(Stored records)
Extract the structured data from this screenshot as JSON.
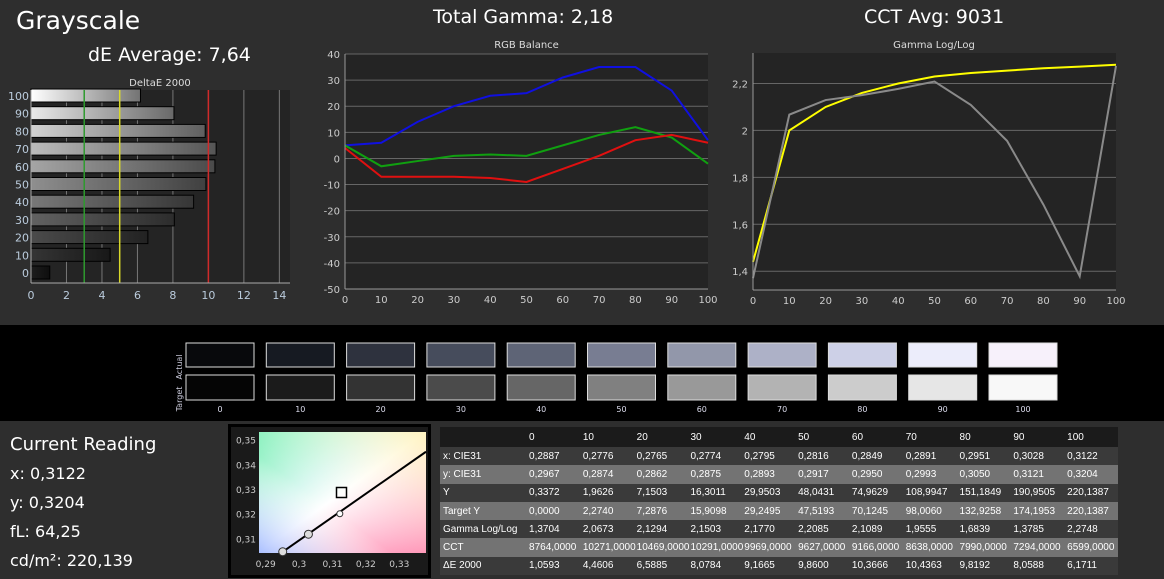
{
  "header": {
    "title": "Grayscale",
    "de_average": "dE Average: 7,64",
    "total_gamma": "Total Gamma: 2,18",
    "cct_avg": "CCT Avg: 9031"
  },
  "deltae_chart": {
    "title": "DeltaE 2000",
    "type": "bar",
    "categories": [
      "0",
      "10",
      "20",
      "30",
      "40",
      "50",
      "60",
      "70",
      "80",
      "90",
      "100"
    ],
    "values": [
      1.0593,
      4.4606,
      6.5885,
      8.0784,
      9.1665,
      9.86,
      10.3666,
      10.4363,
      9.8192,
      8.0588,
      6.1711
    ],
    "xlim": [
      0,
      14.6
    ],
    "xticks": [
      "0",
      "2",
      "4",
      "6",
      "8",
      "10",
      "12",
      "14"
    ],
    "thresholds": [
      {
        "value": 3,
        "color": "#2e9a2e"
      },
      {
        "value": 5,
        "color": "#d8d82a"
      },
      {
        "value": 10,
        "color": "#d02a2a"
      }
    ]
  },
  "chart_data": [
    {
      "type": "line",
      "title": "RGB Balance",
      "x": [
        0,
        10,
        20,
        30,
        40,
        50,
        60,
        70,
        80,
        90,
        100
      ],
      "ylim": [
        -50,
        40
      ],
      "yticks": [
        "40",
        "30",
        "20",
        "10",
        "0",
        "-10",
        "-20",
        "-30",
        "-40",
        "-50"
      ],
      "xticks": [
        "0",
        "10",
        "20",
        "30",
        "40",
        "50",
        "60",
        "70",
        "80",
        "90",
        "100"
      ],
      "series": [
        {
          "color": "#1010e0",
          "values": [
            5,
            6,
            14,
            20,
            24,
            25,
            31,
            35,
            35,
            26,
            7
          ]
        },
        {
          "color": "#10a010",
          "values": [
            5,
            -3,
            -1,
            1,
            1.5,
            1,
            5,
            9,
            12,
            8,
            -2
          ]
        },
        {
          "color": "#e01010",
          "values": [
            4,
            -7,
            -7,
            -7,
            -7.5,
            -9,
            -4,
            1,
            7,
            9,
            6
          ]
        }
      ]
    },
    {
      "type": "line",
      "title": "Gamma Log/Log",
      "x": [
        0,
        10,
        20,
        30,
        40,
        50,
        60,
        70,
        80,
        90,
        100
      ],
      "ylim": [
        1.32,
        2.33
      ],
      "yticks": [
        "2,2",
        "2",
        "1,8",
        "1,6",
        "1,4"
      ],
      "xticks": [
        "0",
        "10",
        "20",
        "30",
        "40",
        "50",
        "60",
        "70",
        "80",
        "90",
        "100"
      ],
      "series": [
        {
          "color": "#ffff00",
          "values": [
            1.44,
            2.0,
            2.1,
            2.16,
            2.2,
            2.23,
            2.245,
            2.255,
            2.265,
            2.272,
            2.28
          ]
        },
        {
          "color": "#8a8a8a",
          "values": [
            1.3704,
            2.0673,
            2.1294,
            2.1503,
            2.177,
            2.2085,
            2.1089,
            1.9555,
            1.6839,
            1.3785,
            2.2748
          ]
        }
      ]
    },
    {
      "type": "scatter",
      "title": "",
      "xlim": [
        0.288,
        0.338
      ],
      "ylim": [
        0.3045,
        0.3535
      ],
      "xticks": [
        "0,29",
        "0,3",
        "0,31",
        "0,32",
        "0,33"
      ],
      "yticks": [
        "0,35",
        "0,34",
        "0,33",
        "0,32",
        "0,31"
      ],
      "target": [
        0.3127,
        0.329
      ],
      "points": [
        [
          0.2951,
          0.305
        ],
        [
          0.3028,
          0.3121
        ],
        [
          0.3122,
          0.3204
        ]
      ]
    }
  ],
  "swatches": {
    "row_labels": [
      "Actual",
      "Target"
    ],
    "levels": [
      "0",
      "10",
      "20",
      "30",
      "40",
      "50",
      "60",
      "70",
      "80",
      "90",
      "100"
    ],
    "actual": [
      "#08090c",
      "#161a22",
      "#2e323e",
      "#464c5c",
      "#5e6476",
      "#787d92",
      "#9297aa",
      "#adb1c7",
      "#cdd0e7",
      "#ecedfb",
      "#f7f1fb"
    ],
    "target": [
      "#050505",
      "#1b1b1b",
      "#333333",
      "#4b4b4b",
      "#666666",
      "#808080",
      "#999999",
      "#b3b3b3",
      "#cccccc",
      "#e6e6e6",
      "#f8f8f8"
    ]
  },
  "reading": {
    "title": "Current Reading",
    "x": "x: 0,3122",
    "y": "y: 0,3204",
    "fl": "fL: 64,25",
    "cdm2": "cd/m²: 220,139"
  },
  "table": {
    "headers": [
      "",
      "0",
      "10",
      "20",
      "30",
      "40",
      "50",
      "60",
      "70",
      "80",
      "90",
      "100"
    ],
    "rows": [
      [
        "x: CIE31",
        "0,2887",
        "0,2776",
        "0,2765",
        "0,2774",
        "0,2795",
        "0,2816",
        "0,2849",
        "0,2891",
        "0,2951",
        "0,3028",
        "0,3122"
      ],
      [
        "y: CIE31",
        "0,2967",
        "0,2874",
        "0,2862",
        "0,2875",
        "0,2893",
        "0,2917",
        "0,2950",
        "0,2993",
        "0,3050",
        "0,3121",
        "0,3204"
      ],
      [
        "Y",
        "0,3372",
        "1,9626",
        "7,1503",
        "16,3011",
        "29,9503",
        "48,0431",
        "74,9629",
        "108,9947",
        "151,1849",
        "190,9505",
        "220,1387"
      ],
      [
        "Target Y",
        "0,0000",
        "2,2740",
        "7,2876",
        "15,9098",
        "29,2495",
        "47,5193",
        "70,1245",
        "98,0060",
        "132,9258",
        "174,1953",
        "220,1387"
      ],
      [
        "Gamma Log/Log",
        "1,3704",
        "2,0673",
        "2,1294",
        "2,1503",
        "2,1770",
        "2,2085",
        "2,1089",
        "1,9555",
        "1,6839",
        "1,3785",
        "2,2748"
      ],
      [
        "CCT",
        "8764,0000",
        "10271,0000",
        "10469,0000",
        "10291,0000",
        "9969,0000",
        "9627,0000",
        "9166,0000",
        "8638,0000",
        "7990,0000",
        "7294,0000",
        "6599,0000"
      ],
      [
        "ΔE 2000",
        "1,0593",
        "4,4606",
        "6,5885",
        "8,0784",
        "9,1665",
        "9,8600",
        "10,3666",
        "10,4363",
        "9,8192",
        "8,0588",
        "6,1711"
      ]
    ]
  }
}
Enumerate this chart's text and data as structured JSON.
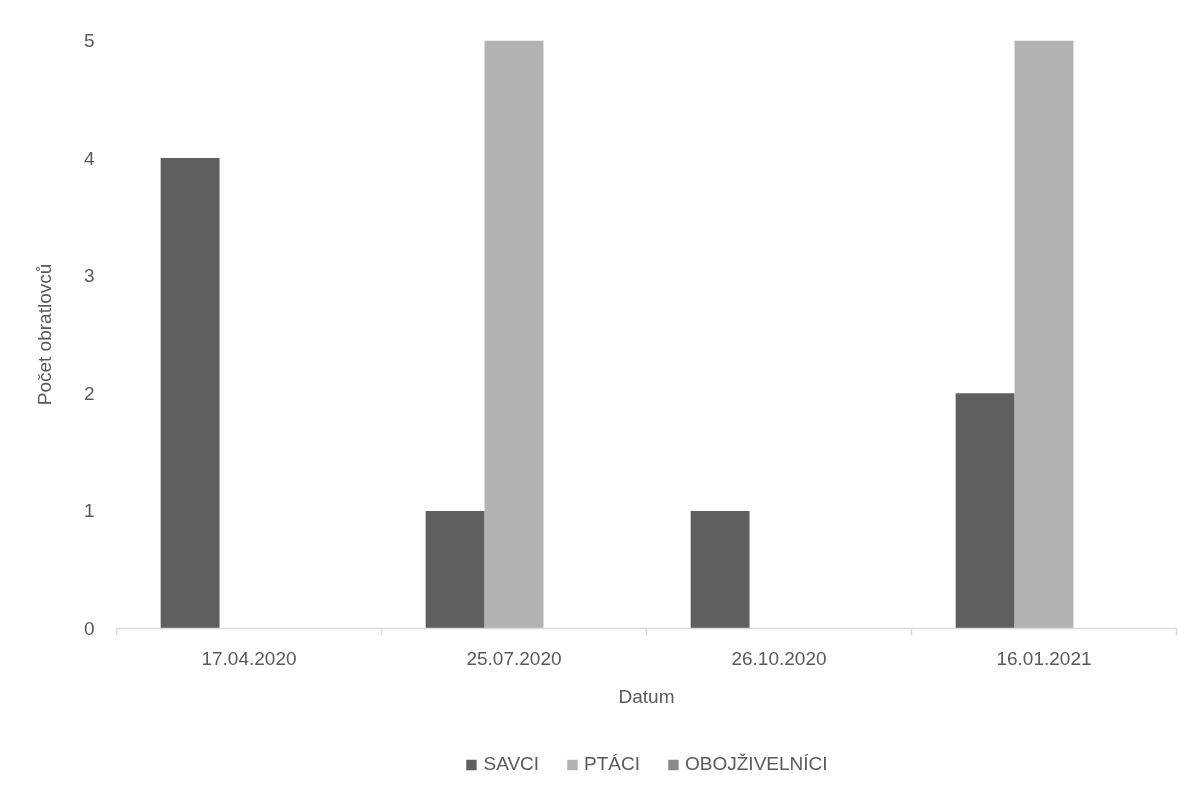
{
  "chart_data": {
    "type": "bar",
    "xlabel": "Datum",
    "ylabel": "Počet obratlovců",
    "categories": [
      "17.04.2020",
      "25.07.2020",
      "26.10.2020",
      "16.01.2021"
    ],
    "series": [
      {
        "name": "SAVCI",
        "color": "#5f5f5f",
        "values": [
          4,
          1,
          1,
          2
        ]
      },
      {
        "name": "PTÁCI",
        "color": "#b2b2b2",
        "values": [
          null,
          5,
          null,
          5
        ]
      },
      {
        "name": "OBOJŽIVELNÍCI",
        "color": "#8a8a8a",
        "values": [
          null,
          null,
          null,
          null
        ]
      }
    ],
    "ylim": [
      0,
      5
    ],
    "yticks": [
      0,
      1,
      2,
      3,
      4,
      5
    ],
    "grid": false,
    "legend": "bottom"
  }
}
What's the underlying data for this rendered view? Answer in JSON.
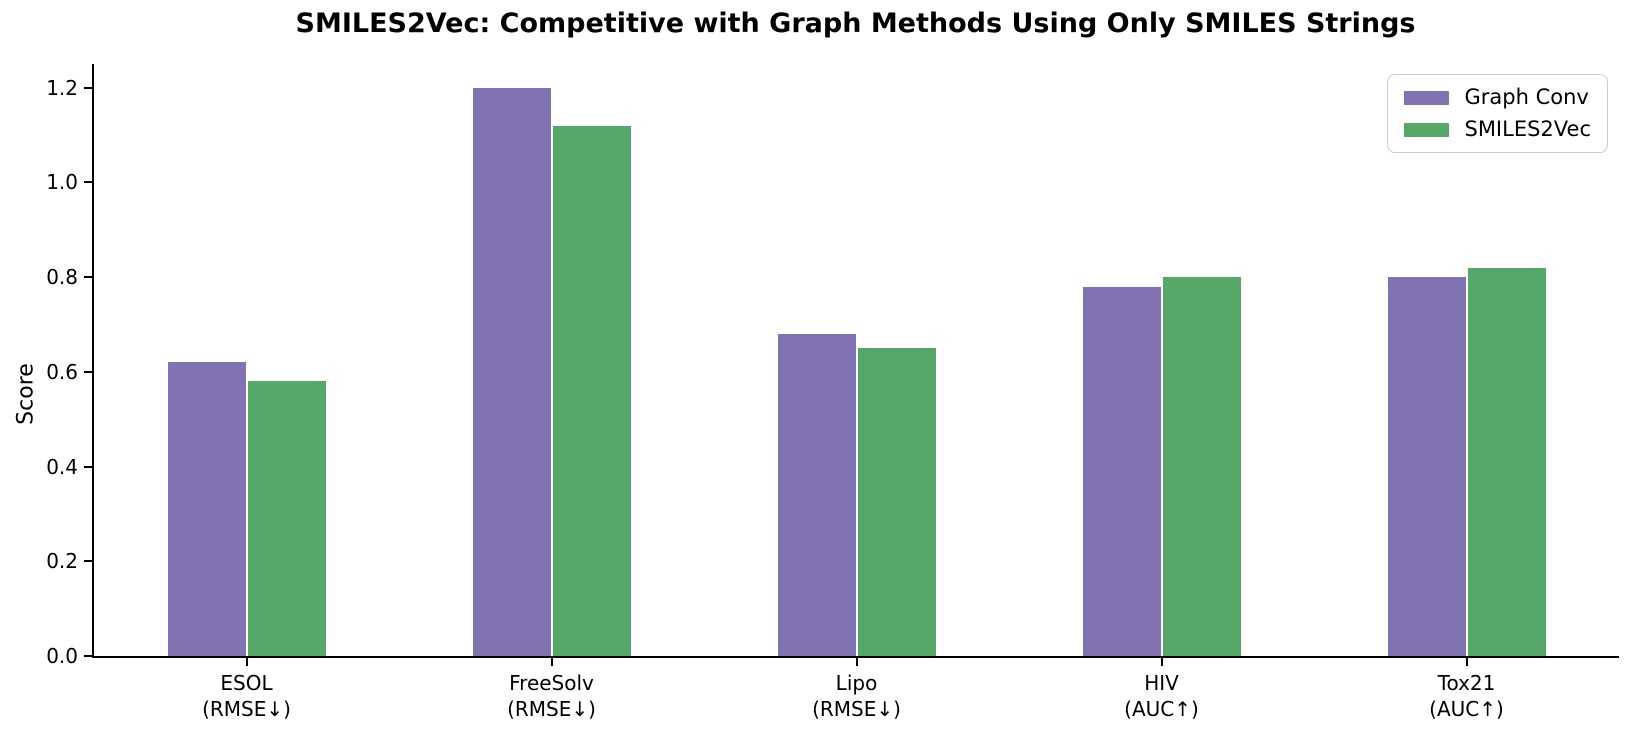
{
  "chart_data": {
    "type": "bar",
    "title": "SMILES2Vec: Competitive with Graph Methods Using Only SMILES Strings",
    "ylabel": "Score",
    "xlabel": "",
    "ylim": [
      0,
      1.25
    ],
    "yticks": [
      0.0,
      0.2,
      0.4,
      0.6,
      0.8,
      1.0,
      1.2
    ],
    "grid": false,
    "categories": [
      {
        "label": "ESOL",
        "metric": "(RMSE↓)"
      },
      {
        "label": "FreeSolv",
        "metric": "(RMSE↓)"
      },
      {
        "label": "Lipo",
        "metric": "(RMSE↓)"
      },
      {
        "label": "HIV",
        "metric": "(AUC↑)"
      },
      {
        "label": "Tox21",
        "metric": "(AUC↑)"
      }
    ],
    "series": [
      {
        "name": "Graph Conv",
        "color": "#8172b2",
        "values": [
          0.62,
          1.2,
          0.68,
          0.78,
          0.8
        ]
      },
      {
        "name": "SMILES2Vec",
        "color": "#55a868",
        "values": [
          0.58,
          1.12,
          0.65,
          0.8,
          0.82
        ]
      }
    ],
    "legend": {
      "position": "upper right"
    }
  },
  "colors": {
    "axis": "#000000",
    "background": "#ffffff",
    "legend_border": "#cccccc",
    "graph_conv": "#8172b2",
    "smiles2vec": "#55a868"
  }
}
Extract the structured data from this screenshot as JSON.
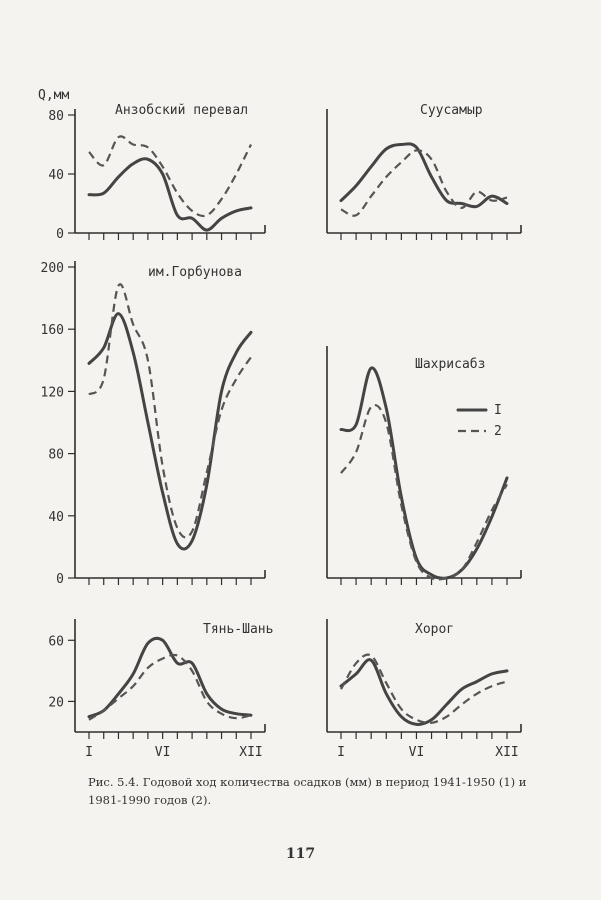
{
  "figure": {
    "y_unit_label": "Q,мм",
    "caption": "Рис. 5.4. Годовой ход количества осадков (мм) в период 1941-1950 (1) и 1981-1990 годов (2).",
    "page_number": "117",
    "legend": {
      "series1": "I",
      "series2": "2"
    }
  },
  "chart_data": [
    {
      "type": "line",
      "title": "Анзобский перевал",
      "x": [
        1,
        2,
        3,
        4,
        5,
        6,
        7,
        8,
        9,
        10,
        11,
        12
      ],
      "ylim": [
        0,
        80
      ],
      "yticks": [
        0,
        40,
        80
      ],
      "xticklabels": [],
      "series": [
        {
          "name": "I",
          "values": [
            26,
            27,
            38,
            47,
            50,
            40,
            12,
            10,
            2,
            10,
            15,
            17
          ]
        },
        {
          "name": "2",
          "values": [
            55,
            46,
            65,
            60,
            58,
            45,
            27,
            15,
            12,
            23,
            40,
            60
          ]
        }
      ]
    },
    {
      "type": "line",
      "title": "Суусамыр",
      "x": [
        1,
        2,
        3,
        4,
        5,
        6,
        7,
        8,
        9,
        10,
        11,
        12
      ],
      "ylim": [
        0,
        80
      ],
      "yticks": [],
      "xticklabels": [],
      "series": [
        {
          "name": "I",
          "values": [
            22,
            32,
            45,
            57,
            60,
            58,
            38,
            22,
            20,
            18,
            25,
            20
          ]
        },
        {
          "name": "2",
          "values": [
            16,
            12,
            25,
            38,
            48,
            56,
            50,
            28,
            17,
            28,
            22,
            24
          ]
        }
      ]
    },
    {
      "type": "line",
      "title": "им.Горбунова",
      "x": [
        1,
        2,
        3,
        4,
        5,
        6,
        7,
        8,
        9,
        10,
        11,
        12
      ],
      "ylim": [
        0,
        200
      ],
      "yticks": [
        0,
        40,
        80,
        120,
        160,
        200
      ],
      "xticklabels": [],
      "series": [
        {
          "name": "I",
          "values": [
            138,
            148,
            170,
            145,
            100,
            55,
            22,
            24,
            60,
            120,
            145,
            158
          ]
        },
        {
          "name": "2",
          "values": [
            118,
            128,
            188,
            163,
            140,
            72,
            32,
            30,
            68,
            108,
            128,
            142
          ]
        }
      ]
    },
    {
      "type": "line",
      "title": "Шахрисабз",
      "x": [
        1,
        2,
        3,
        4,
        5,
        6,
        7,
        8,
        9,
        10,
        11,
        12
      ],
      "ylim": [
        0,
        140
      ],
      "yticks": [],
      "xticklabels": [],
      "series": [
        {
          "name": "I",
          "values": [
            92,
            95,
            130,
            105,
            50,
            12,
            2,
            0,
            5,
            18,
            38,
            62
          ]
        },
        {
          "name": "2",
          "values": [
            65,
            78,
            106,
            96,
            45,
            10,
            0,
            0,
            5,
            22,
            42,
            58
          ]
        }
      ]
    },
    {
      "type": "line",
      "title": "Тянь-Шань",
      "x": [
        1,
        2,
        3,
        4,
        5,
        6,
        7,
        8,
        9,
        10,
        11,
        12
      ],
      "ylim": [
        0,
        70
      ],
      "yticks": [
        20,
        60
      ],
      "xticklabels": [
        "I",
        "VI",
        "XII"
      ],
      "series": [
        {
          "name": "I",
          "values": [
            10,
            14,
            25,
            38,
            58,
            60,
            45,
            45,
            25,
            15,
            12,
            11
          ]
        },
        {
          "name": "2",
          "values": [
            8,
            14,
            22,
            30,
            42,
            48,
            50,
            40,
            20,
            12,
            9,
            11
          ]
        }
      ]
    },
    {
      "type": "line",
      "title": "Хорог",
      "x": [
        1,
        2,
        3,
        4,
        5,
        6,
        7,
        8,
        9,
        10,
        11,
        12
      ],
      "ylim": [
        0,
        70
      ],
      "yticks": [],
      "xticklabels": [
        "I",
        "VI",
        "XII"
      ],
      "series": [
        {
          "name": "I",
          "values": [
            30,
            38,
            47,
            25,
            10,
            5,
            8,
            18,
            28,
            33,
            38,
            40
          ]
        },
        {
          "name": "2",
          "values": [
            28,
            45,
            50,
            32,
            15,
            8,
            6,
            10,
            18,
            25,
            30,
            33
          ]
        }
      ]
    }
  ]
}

_YOUR INSTRUCTIONS:_ How many lines in the records above hold the word "Gamma"? Give only the number.

_SOLVED EXERCISE:_ 3